PROBLEM REQUIREMENTS
Format everything from the start of the material down to the line containing "- Circle shape: [990, 166, 1000, 176]", inclusive, as a numbered list, leaving out any blank lines.
++++ DATASET ++++
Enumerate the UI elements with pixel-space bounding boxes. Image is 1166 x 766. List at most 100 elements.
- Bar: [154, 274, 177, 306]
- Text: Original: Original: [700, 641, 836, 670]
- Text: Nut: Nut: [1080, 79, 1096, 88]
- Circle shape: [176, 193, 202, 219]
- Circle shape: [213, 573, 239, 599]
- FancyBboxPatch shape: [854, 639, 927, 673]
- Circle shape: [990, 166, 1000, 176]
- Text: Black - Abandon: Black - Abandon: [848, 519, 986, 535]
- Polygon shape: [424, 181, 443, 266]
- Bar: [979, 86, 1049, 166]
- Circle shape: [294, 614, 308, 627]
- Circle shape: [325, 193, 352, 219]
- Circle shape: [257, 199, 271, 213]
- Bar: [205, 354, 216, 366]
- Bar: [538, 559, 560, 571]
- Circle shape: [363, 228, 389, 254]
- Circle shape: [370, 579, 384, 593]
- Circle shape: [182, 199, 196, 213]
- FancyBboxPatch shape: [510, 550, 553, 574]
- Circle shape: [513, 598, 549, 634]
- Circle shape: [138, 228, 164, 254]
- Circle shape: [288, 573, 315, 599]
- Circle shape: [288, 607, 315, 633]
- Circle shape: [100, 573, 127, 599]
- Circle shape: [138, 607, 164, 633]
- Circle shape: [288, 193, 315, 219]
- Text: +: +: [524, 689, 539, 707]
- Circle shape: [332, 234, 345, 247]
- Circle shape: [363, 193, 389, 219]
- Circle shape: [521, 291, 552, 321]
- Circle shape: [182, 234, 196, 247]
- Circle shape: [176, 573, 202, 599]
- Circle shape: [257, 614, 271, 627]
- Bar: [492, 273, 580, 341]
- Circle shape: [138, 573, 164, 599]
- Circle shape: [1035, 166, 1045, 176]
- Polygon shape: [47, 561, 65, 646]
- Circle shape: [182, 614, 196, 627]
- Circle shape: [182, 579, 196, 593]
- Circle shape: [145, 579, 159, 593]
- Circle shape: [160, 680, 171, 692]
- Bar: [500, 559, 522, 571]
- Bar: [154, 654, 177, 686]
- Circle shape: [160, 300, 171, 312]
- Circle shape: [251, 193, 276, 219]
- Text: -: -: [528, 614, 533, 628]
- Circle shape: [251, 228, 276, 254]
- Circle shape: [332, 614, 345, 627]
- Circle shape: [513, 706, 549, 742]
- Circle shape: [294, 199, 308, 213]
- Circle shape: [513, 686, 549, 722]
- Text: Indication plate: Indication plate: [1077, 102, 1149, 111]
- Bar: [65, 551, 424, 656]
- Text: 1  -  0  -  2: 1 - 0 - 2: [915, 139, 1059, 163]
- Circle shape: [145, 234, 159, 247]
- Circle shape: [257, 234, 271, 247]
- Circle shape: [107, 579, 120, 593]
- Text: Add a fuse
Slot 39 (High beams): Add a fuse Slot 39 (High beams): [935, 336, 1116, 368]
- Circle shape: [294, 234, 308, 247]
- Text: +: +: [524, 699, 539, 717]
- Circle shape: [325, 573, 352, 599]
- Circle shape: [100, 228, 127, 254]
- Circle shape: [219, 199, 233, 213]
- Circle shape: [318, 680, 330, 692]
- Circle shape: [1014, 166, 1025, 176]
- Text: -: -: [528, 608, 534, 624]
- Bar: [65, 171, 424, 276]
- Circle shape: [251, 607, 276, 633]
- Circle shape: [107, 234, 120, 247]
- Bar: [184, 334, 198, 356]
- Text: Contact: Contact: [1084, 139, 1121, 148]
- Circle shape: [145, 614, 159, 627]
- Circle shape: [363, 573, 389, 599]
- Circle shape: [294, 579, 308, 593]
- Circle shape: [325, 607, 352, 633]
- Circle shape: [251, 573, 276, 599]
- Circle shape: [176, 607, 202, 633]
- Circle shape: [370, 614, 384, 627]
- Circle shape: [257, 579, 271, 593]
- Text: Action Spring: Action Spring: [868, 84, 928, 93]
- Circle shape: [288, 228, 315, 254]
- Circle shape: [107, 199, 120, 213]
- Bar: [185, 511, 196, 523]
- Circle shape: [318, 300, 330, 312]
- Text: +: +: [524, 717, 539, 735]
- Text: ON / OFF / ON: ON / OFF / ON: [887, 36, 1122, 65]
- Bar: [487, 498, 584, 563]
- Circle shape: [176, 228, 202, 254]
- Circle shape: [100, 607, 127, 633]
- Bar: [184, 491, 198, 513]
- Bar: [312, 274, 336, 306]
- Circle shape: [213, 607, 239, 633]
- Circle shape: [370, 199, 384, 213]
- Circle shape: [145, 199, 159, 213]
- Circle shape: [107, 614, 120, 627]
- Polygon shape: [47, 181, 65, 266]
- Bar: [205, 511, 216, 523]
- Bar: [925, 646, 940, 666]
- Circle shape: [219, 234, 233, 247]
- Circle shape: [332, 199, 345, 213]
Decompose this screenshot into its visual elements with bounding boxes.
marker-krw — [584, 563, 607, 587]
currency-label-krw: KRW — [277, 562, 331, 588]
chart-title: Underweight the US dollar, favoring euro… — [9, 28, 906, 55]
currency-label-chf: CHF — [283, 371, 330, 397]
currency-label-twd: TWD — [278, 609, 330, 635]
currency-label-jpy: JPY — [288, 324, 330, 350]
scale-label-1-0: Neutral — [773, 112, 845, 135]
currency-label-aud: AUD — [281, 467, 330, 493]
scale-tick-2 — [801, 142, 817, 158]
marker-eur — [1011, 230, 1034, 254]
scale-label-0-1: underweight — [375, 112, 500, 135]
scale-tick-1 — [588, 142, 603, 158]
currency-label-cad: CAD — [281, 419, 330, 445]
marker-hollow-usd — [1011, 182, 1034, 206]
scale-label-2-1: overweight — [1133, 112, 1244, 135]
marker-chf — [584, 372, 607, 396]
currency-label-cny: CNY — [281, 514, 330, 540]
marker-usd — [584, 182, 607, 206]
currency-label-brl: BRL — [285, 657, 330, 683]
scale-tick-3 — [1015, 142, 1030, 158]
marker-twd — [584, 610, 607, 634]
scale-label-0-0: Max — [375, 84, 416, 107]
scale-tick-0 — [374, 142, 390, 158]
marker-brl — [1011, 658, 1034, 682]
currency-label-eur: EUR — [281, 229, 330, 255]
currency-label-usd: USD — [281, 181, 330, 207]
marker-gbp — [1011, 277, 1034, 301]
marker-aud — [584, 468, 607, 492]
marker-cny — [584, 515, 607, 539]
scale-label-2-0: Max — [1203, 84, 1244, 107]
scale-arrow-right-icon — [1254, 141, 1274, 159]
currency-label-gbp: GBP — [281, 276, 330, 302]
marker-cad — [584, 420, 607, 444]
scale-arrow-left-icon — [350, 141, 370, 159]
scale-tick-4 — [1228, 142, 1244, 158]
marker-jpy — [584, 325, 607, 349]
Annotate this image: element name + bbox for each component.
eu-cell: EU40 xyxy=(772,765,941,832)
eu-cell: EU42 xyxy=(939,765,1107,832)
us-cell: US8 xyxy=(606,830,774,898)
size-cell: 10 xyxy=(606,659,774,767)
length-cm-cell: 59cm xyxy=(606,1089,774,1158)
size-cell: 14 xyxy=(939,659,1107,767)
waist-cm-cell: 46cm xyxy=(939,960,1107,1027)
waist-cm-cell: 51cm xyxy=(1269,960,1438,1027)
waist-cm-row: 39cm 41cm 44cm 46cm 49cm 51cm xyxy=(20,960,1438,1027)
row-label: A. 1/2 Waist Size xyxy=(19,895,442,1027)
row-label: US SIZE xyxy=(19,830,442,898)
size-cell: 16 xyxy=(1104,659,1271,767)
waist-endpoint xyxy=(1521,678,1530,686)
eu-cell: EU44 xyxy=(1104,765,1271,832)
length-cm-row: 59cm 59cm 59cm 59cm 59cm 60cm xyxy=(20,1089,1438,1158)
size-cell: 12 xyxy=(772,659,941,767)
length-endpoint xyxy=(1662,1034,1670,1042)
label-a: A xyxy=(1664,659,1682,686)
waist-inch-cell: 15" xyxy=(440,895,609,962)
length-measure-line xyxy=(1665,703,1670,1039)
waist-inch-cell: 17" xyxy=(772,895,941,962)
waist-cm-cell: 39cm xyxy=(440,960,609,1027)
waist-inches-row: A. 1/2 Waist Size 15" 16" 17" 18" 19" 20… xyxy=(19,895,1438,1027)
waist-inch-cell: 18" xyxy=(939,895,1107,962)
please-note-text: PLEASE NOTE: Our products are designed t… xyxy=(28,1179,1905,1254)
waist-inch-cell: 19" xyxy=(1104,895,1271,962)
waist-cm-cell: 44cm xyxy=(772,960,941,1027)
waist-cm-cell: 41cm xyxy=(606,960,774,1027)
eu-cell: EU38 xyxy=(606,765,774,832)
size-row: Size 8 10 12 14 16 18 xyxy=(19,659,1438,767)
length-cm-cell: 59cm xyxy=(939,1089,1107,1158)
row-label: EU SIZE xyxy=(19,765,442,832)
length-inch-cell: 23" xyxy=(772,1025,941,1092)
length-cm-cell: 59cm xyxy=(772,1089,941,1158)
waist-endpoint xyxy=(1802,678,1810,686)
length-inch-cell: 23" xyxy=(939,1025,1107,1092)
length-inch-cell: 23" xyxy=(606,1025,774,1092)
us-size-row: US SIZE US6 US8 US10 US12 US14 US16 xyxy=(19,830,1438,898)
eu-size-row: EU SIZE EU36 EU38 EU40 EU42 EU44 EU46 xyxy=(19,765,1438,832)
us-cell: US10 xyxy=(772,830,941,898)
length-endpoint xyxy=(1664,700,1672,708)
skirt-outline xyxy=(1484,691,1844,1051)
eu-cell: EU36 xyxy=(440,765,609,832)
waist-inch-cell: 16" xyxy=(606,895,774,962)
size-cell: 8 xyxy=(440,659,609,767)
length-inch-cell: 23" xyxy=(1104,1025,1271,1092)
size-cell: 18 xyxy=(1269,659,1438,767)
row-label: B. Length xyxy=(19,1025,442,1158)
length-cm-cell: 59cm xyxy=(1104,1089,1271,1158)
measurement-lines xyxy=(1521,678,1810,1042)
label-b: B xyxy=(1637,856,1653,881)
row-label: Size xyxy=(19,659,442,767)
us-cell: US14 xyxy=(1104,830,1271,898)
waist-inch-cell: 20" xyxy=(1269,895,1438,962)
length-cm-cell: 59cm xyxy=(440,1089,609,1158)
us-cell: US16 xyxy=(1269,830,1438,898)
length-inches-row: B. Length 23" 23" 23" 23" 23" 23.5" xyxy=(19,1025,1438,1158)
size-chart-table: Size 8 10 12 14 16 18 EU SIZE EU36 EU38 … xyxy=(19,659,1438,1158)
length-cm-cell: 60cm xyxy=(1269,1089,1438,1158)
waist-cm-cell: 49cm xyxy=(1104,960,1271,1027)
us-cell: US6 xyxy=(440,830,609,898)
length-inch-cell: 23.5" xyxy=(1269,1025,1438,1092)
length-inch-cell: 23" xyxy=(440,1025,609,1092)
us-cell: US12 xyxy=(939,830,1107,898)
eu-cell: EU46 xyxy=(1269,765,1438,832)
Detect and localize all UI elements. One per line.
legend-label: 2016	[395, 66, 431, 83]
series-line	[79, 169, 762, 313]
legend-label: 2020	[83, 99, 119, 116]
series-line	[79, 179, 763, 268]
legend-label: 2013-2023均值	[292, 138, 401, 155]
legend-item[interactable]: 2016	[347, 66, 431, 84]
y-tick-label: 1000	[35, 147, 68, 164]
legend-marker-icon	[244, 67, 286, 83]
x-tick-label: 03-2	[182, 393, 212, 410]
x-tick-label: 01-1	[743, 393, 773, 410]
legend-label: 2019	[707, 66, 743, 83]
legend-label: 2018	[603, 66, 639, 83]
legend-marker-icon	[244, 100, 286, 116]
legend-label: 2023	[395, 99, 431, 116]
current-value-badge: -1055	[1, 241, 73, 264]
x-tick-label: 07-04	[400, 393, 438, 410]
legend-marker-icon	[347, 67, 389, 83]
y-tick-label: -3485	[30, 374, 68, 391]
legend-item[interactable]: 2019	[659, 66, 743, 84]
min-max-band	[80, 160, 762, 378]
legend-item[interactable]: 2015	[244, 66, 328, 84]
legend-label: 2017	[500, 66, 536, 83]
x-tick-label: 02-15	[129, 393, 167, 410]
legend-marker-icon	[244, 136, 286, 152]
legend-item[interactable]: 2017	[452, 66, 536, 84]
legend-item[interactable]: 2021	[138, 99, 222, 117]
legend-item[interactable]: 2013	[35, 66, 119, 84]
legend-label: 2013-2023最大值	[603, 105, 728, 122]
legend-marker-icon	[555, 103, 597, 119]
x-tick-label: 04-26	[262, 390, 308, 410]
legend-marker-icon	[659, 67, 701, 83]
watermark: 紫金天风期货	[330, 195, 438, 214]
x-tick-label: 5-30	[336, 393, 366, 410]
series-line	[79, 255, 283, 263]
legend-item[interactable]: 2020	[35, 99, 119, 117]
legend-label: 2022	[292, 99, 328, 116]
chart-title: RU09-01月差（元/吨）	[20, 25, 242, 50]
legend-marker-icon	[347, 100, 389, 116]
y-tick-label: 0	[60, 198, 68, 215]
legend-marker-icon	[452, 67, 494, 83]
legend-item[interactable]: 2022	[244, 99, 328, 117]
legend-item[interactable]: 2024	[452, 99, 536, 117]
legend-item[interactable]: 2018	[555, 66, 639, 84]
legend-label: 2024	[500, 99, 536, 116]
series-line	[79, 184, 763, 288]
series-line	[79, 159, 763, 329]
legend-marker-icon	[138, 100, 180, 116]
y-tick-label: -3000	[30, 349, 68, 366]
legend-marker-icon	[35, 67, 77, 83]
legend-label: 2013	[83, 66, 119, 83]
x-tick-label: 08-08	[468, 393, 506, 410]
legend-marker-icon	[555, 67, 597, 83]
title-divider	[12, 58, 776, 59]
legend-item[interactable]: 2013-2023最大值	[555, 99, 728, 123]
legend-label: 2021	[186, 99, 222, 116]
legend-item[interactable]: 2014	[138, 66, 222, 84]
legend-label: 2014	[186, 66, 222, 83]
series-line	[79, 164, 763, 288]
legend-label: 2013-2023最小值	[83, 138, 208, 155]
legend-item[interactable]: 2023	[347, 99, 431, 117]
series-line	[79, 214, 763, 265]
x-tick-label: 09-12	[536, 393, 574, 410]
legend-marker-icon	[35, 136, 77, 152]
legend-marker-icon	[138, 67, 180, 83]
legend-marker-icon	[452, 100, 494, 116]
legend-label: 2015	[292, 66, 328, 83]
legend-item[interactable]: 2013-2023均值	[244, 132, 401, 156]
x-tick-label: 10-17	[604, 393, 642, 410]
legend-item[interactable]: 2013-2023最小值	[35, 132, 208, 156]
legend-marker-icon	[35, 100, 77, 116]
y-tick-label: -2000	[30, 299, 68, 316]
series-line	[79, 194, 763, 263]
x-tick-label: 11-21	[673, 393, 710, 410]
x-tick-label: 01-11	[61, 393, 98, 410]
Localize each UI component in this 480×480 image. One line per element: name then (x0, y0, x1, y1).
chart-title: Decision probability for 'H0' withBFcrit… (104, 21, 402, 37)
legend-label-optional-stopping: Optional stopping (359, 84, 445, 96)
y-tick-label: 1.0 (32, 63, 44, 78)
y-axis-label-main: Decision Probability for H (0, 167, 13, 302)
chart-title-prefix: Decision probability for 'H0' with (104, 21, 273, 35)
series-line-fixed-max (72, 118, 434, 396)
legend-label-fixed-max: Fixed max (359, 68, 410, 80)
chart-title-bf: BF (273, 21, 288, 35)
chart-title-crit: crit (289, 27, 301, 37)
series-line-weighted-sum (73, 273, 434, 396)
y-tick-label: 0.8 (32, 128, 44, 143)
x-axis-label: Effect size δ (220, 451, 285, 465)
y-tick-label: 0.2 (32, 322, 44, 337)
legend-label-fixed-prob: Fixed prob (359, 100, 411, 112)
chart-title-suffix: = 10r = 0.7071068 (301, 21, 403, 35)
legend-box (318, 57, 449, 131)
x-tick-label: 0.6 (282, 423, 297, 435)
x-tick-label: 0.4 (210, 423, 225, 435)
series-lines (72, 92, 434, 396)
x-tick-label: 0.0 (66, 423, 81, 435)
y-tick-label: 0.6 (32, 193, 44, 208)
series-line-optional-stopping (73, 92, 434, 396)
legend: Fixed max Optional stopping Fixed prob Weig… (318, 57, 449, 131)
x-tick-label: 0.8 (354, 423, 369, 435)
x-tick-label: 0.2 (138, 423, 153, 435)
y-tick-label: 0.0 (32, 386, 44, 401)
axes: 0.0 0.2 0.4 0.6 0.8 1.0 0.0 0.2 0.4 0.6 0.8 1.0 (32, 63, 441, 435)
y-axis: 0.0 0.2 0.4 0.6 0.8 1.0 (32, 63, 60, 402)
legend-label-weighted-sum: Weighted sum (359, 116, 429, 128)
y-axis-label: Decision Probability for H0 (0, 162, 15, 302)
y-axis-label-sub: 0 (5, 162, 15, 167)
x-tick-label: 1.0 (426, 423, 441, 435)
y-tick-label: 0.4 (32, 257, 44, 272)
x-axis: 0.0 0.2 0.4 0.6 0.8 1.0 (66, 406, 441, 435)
++++
RESPONSE TO THE TASK
1. Enumerate the UI elements with pixel-space bounding boxes. Image is 1166 x 766. List at most 100 elements.
2. - Bar: [154, 274, 177, 306]
3. - Text: Original: Original: [700, 641, 836, 670]
4. - Text: Nut: Nut: [1080, 79, 1096, 88]
5. - Circle shape: [176, 193, 202, 219]
6. - Circle shape: [213, 573, 239, 599]
7. - FancyBboxPatch shape: [854, 639, 927, 673]
8. - Circle shape: [990, 166, 1000, 176]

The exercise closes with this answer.